## [Exercise requirements]
Transcribe all records exactly.

## [Data records]

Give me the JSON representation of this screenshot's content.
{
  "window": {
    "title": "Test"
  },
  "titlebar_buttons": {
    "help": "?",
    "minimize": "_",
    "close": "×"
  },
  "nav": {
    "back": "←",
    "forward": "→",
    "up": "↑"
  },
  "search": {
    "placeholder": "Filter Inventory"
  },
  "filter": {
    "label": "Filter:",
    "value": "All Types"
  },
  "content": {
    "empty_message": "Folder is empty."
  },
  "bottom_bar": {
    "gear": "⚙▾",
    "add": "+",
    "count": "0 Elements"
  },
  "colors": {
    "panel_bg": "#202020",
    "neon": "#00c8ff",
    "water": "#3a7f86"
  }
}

## [Reply to the task]
Give me the JSON representation of this screenshot's content.
{
  "window": {
    "title": "Test"
  },
  "titlebar_buttons": {
    "help": "?",
    "minimize": "_",
    "close": "×"
  },
  "nav": {
    "back": "←",
    "forward": "→",
    "up": "↑"
  },
  "search": {
    "placeholder": "Filter Inventory"
  },
  "filter": {
    "label": "Filter:",
    "value": "All Types"
  },
  "content": {
    "empty_message": "Folder is empty."
  },
  "bottom_bar": {
    "gear": "⚙▾",
    "add": "+",
    "count": "0 Elements"
  },
  "colors": {
    "panel_bg": "#202020",
    "neon": "#00c8ff",
    "water": "#3a7f86"
  }
}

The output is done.